▶ _Job_
Your task is to reproduce the material exactly.

■ ■ ■

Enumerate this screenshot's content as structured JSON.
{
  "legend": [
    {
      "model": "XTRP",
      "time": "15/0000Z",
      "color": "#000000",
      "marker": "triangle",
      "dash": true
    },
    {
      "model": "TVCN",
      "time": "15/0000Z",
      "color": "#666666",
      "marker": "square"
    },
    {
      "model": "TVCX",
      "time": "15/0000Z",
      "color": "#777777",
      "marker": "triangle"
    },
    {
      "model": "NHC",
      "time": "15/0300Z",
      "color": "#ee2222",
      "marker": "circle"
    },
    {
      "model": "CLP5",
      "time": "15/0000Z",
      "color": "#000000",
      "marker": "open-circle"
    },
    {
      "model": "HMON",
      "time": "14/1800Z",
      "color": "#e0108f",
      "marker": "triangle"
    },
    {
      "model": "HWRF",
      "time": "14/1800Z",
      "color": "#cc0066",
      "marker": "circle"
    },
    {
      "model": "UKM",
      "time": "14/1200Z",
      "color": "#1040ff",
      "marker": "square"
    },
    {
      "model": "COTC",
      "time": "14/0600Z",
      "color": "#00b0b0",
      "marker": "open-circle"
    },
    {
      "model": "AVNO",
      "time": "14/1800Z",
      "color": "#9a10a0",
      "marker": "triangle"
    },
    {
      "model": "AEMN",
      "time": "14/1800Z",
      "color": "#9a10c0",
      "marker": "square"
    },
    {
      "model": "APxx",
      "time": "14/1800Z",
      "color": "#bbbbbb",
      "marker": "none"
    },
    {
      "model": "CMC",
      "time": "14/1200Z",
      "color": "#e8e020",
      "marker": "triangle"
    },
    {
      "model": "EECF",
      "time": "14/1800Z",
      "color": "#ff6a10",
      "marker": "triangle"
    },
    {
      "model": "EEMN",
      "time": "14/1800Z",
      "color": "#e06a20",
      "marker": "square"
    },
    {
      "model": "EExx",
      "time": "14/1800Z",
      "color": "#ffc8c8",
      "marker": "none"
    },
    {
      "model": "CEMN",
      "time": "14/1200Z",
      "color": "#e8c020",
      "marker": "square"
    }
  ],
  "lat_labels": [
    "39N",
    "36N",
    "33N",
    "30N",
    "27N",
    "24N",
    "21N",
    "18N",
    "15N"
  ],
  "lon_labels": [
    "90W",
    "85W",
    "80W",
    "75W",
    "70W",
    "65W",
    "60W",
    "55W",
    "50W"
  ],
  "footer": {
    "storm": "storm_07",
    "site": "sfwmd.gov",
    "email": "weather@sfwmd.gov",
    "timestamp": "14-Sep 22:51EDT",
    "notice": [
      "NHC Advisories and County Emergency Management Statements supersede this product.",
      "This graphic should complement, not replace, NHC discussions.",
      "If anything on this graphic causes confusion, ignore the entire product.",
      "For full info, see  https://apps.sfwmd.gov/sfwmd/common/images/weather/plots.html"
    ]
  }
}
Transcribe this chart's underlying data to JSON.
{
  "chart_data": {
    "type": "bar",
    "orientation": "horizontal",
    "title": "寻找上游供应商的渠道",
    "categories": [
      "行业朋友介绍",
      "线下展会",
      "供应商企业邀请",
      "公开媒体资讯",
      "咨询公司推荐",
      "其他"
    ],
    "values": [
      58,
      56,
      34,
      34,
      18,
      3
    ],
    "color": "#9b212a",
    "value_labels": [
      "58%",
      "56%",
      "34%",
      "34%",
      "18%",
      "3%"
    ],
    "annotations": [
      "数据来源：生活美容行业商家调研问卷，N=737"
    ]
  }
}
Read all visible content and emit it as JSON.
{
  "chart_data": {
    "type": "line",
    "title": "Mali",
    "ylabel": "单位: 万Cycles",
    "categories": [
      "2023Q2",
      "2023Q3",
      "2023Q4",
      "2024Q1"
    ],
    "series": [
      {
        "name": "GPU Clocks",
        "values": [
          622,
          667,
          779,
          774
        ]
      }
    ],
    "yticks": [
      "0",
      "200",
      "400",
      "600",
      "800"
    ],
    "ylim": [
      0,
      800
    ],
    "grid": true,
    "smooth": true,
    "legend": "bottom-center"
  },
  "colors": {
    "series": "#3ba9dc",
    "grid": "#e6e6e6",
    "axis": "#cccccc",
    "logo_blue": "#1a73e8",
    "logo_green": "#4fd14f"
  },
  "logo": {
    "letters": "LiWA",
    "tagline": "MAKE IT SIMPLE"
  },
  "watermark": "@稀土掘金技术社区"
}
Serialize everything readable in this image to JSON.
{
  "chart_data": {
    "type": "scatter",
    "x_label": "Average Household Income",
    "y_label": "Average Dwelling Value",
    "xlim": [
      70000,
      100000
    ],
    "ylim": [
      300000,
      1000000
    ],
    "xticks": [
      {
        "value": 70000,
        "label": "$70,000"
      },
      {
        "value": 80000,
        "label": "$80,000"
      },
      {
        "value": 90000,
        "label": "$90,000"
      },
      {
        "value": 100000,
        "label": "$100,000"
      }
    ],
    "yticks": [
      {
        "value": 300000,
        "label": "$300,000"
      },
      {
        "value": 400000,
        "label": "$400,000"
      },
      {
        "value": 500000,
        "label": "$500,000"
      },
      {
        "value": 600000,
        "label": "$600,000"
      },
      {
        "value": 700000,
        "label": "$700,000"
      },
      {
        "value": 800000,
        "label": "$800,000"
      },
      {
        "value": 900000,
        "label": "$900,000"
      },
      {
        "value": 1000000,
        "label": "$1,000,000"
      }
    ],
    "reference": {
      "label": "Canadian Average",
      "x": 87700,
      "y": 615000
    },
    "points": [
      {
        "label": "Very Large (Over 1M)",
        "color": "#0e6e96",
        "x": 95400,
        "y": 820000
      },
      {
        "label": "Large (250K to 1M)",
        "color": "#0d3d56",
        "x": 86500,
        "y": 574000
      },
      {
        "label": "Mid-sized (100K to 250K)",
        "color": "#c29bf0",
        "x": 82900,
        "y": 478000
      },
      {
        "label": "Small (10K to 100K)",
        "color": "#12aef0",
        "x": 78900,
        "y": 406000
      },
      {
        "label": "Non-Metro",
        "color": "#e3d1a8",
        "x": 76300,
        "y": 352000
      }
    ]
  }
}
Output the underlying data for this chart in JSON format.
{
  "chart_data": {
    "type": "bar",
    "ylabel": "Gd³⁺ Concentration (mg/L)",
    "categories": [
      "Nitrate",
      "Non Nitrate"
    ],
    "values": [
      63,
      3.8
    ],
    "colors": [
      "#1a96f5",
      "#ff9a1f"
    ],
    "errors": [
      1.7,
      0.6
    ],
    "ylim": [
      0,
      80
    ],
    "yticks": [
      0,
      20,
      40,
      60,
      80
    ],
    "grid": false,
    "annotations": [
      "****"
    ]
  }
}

■ ■ ■

▶ _Task output_
Enumerate this screenshot's content as structured JSON.
{
  "legend": [
    {
      "model": "XTRP",
      "time": "15/0000Z",
      "color": "#000000",
      "marker": "triangle",
      "dash": true
    },
    {
      "model": "TVCN",
      "time": "15/0000Z",
      "color": "#666666",
      "marker": "square"
    },
    {
      "model": "TVCX",
      "time": "15/0000Z",
      "color": "#777777",
      "marker": "triangle"
    },
    {
      "model": "NHC",
      "time": "15/0300Z",
      "color": "#ee2222",
      "marker": "circle"
    },
    {
      "model": "CLP5",
      "time": "15/0000Z",
      "color": "#000000",
      "marker": "open-circle"
    },
    {
      "model": "HMON",
      "time": "14/1800Z",
      "color": "#e0108f",
      "marker": "triangle"
    },
    {
      "model": "HWRF",
      "time": "14/1800Z",
      "color": "#cc0066",
      "marker": "circle"
    },
    {
      "model": "UKM",
      "time": "14/1200Z",
      "color": "#1040ff",
      "marker": "square"
    },
    {
      "model": "COTC",
      "time": "14/0600Z",
      "color": "#00b0b0",
      "marker": "open-circle"
    },
    {
      "model": "AVNO",
      "time": "14/1800Z",
      "color": "#9a10a0",
      "marker": "triangle"
    },
    {
      "model": "AEMN",
      "time": "14/1800Z",
      "color": "#9a10c0",
      "marker": "square"
    },
    {
      "model": "APxx",
      "time": "14/1800Z",
      "color": "#bbbbbb",
      "marker": "none"
    },
    {
      "model": "CMC",
      "time": "14/1200Z",
      "color": "#e8e020",
      "marker": "triangle"
    },
    {
      "model": "EECF",
      "time": "14/1800Z",
      "color": "#ff6a10",
      "marker": "triangle"
    },
    {
      "model": "EEMN",
      "time": "14/1800Z",
      "color": "#e06a20",
      "marker": "square"
    },
    {
      "model": "EExx",
      "time": "14/1800Z",
      "color": "#ffc8c8",
      "marker": "none"
    },
    {
      "model": "CEMN",
      "time": "14/1200Z",
      "color": "#e8c020",
      "marker": "square"
    }
  ],
  "lat_labels": [
    "39N",
    "36N",
    "33N",
    "30N",
    "27N",
    "24N",
    "21N",
    "18N",
    "15N"
  ],
  "lon_labels": [
    "90W",
    "85W",
    "80W",
    "75W",
    "70W",
    "65W",
    "60W",
    "55W",
    "50W"
  ],
  "footer": {
    "storm": "storm_07",
    "site": "sfwmd.gov",
    "email": "weather@sfwmd.gov",
    "timestamp": "14-Sep 22:51EDT",
    "notice": [
      "NHC Advisories and County Emergency Management Statements supersede this product.",
      "This graphic should complement, not replace, NHC discussions.",
      "If anything on this graphic causes confusion, ignore the entire product.",
      "For full info, see  https://apps.sfwmd.gov/sfwmd/common/images/weather/plots.html"
    ]
  }
}
Transcribe this chart's underlying data to JSON.
{
  "chart_data": {
    "type": "bar",
    "orientation": "horizontal",
    "title": "寻找上游供应商的渠道",
    "categories": [
      "行业朋友介绍",
      "线下展会",
      "供应商企业邀请",
      "公开媒体资讯",
      "咨询公司推荐",
      "其他"
    ],
    "values": [
      58,
      56,
      34,
      34,
      18,
      3
    ],
    "color": "#9b212a",
    "value_labels": [
      "58%",
      "56%",
      "34%",
      "34%",
      "18%",
      "3%"
    ],
    "annotations": [
      "数据来源：生活美容行业商家调研问卷，N=737"
    ]
  }
}
Read all visible content and emit it as JSON.
{
  "chart_data": {
    "type": "line",
    "title": "Mali",
    "ylabel": "单位: 万Cycles",
    "categories": [
      "2023Q2",
      "2023Q3",
      "2023Q4",
      "2024Q1"
    ],
    "series": [
      {
        "name": "GPU Clocks",
        "values": [
          622,
          667,
          779,
          774
        ]
      }
    ],
    "yticks": [
      "0",
      "200",
      "400",
      "600",
      "800"
    ],
    "ylim": [
      0,
      800
    ],
    "grid": true,
    "smooth": true,
    "legend": "bottom-center"
  },
  "colors": {
    "series": "#3ba9dc",
    "grid": "#e6e6e6",
    "axis": "#cccccc",
    "logo_blue": "#1a73e8",
    "logo_green": "#4fd14f"
  },
  "logo": {
    "letters": "LiWA",
    "tagline": "MAKE IT SIMPLE"
  },
  "watermark": "@稀土掘金技术社区"
}
Serialize everything readable in this image to JSON.
{
  "chart_data": {
    "type": "scatter",
    "x_label": "Average Household Income",
    "y_label": "Average Dwelling Value",
    "xlim": [
      70000,
      100000
    ],
    "ylim": [
      300000,
      1000000
    ],
    "xticks": [
      {
        "value": 70000,
        "label": "$70,000"
      },
      {
        "value": 80000,
        "label": "$80,000"
      },
      {
        "value": 90000,
        "label": "$90,000"
      },
      {
        "value": 100000,
        "label": "$100,000"
      }
    ],
    "yticks": [
      {
        "value": 300000,
        "label": "$300,000"
      },
      {
        "value": 400000,
        "label": "$400,000"
      },
      {
        "value": 500000,
        "label": "$500,000"
      },
      {
        "value": 600000,
        "label": "$600,000"
      },
      {
        "value": 700000,
        "label": "$700,000"
      },
      {
        "value": 800000,
        "label": "$800,000"
      },
      {
        "value": 900000,
        "label": "$900,000"
      },
      {
        "value": 1000000,
        "label": "$1,000,000"
      }
    ],
    "reference": {
      "label": "Canadian Average",
      "x": 87700,
      "y": 615000
    },
    "points": [
      {
        "label": "Very Large (Over 1M)",
        "color": "#0e6e96",
        "x": 95400,
        "y": 820000
      },
      {
        "label": "Large (250K to 1M)",
        "color": "#0d3d56",
        "x": 86500,
        "y": 574000
      },
      {
        "label": "Mid-sized (100K to 250K)",
        "color": "#c29bf0",
        "x": 82900,
        "y": 478000
      },
      {
        "label": "Small (10K to 100K)",
        "color": "#12aef0",
        "x": 78900,
        "y": 406000
      },
      {
        "label": "Non-Metro",
        "color": "#e3d1a8",
        "x": 76300,
        "y": 352000
      }
    ]
  }
}
Output the underlying data for this chart in JSON format.
{
  "chart_data": {
    "type": "bar",
    "ylabel": "Gd³⁺ Concentration (mg/L)",
    "categories": [
      "Nitrate",
      "Non Nitrate"
    ],
    "values": [
      63,
      3.8
    ],
    "colors": [
      "#1a96f5",
      "#ff9a1f"
    ],
    "errors": [
      1.7,
      0.6
    ],
    "ylim": [
      0,
      80
    ],
    "yticks": [
      0,
      20,
      40,
      60,
      80
    ],
    "grid": false,
    "annotations": [
      "****"
    ]
  }
}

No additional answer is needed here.